WHAT TO WORK ON
Determine the number of lines in these entries that hold the word "filled". Give the number and nothing more.
── INPUT ROWS
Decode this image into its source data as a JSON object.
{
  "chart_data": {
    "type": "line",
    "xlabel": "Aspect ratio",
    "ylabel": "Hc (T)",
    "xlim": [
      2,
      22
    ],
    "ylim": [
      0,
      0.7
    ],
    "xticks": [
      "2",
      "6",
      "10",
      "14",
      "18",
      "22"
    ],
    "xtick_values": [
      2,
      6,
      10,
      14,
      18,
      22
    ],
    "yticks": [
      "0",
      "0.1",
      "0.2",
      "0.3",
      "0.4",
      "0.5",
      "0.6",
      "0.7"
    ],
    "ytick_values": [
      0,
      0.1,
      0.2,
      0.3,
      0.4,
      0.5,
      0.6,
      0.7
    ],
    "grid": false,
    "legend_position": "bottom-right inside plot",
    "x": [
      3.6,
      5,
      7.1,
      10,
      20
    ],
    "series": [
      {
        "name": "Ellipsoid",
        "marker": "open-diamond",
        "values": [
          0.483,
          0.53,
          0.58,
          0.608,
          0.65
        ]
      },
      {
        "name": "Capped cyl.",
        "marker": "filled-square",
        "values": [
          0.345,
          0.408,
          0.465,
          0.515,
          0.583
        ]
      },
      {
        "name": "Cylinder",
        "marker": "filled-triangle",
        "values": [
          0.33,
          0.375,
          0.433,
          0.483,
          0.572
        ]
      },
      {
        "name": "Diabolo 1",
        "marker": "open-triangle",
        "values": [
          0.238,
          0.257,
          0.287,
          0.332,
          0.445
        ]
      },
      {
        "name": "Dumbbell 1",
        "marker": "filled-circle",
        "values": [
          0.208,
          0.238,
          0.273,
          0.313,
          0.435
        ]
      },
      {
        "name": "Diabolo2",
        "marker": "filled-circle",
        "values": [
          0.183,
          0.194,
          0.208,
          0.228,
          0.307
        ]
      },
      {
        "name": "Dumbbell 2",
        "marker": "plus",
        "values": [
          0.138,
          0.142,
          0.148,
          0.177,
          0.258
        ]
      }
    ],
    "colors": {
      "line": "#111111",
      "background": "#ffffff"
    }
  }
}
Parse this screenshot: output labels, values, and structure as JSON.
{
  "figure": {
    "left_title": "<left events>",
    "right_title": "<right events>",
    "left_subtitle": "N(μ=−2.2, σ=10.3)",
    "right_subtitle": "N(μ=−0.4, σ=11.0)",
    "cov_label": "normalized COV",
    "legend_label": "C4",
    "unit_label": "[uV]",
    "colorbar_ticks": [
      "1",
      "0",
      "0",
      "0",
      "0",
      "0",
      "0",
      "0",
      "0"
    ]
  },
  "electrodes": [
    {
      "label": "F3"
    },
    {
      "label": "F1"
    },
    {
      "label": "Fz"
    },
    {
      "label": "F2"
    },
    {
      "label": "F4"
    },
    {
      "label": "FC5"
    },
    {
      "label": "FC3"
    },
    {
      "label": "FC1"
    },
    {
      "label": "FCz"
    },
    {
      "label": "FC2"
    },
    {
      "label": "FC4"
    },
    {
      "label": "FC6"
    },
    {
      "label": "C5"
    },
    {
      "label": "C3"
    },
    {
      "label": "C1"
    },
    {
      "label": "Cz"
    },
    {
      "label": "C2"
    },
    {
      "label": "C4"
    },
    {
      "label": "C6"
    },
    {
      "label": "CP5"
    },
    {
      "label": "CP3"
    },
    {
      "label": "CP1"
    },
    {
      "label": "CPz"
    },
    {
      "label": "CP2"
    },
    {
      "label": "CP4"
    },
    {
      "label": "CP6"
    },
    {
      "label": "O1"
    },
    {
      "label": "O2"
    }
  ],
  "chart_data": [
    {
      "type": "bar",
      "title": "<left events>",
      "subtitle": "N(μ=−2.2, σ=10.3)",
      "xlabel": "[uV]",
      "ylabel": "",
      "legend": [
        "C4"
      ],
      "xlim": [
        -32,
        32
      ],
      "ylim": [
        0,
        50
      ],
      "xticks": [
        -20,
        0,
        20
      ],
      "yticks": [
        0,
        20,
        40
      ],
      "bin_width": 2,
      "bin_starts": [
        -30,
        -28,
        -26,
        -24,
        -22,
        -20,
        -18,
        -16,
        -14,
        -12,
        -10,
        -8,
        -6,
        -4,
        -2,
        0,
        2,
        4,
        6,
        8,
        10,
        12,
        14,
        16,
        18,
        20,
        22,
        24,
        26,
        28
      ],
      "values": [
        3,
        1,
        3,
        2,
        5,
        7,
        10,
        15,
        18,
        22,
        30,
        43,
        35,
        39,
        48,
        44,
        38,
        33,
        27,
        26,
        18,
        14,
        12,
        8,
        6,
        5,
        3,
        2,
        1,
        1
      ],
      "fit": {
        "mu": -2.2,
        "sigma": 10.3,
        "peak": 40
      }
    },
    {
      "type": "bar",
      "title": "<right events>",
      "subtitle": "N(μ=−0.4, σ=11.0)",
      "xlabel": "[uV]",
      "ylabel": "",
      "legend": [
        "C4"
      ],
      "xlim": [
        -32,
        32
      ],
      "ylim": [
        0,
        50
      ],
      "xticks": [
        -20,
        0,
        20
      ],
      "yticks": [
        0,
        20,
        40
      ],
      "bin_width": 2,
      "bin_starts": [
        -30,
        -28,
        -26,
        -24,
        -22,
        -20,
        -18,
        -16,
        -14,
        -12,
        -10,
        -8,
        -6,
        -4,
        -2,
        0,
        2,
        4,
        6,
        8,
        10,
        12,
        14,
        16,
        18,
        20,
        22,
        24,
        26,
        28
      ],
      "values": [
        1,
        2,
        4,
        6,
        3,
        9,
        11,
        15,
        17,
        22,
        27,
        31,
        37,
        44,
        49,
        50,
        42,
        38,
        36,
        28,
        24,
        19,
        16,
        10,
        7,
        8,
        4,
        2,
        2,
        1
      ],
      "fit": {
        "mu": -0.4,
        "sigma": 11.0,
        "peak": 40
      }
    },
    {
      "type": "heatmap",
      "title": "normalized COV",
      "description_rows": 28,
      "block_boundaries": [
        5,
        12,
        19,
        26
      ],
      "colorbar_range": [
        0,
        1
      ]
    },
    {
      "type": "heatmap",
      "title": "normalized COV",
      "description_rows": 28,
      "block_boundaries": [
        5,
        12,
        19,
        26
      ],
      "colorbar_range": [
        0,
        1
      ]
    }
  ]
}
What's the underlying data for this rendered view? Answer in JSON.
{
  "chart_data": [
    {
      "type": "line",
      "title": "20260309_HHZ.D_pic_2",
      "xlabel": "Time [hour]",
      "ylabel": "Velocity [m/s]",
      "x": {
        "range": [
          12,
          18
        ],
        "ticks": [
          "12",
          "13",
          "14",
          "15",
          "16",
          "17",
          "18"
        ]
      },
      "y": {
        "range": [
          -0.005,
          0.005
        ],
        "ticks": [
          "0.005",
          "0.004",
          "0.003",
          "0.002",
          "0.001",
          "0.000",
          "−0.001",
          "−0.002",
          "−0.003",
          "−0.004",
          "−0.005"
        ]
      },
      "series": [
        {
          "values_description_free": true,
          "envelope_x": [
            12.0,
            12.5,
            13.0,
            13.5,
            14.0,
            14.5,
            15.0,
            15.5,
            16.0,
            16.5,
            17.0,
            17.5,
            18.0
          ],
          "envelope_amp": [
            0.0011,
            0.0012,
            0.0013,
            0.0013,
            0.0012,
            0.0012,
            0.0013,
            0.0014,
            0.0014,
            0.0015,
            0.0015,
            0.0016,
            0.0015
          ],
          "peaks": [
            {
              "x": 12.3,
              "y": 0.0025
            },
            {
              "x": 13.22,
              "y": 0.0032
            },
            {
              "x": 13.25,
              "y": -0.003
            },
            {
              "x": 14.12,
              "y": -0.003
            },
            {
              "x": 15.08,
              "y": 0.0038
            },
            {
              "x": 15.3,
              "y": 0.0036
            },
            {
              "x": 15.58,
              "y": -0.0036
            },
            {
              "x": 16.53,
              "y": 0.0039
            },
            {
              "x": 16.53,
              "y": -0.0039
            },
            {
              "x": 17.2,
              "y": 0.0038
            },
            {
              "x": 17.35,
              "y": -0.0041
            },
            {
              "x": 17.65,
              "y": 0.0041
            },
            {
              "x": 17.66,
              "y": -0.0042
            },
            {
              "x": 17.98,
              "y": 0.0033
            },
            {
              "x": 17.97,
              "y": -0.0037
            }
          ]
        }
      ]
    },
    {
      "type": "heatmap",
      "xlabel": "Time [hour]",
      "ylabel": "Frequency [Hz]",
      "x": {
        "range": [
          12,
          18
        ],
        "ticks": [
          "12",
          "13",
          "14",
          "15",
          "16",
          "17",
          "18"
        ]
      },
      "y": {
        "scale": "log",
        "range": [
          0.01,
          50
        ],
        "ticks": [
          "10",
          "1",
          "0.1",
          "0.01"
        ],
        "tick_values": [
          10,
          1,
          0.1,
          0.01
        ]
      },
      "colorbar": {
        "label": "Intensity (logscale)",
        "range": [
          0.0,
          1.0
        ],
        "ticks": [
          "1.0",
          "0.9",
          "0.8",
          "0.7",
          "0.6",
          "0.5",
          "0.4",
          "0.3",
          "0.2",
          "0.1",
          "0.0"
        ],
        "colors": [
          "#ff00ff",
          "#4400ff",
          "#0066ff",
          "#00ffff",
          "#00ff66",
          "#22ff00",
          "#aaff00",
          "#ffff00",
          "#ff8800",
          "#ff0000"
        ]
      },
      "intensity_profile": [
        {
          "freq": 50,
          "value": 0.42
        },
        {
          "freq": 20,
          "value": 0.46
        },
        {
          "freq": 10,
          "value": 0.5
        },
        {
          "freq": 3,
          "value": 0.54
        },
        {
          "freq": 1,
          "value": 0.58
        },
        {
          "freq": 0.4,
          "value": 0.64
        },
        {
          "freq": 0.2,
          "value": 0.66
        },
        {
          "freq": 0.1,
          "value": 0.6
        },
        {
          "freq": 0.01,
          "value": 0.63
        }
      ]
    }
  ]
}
────
WRITTEN ANSWER
4